§ Task
Count, in the entries below, the lines in which "هندسة" occurs. Give the number, nothing more.

Stored entries
START

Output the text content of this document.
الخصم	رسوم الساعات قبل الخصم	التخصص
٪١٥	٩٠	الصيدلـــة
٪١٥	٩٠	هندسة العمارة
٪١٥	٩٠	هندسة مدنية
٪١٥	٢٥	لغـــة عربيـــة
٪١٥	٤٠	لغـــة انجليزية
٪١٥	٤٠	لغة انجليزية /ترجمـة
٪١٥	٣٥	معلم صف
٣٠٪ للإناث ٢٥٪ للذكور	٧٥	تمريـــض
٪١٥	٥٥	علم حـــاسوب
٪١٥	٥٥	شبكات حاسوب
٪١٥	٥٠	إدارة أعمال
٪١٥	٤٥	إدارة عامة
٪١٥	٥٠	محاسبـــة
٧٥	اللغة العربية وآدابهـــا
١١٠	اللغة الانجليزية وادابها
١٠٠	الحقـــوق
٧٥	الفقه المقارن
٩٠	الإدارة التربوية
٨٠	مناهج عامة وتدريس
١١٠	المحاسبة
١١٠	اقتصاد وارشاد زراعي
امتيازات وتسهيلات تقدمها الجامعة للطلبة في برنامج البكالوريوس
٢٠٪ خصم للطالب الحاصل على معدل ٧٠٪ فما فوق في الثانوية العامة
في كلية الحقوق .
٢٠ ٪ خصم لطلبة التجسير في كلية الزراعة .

END
START

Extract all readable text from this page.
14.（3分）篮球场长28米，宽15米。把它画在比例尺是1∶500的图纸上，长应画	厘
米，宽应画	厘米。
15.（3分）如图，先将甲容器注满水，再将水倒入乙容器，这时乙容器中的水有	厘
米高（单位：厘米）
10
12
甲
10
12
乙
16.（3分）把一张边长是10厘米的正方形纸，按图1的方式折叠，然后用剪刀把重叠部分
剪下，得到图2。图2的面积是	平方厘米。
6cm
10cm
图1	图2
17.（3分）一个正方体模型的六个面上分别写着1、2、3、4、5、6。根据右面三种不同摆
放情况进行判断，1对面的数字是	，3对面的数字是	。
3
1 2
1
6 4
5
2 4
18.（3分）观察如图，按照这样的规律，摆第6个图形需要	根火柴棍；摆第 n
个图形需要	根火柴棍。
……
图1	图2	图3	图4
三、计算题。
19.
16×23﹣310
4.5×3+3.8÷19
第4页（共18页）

END
START

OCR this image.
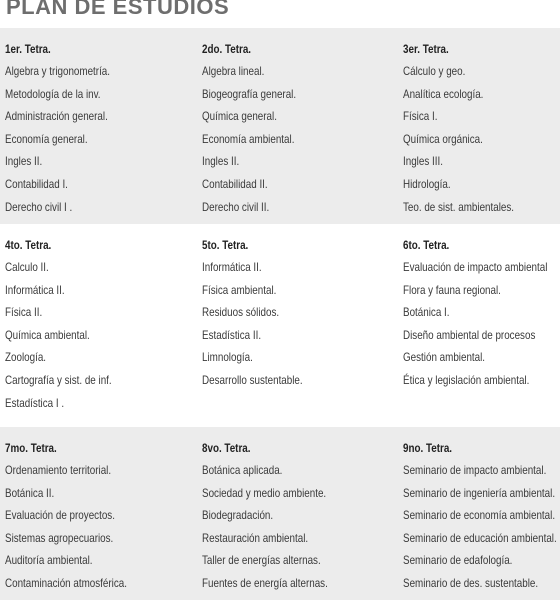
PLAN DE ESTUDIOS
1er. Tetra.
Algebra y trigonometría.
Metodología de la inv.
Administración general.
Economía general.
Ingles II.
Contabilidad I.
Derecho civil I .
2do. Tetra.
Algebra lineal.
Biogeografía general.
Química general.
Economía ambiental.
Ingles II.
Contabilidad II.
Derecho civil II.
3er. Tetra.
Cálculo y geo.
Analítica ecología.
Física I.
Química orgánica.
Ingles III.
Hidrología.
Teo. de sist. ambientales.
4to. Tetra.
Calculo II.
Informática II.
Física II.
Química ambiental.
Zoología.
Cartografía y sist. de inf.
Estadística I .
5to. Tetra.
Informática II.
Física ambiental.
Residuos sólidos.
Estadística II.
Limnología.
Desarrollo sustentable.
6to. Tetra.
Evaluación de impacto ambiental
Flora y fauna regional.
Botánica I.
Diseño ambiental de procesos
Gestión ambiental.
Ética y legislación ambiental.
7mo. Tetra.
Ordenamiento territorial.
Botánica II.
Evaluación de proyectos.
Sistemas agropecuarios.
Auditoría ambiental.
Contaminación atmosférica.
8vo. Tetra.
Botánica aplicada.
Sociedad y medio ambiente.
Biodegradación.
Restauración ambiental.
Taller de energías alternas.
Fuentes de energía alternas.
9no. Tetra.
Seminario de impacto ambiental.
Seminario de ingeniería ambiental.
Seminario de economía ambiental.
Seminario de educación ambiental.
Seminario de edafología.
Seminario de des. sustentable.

END

§ Expected answer
2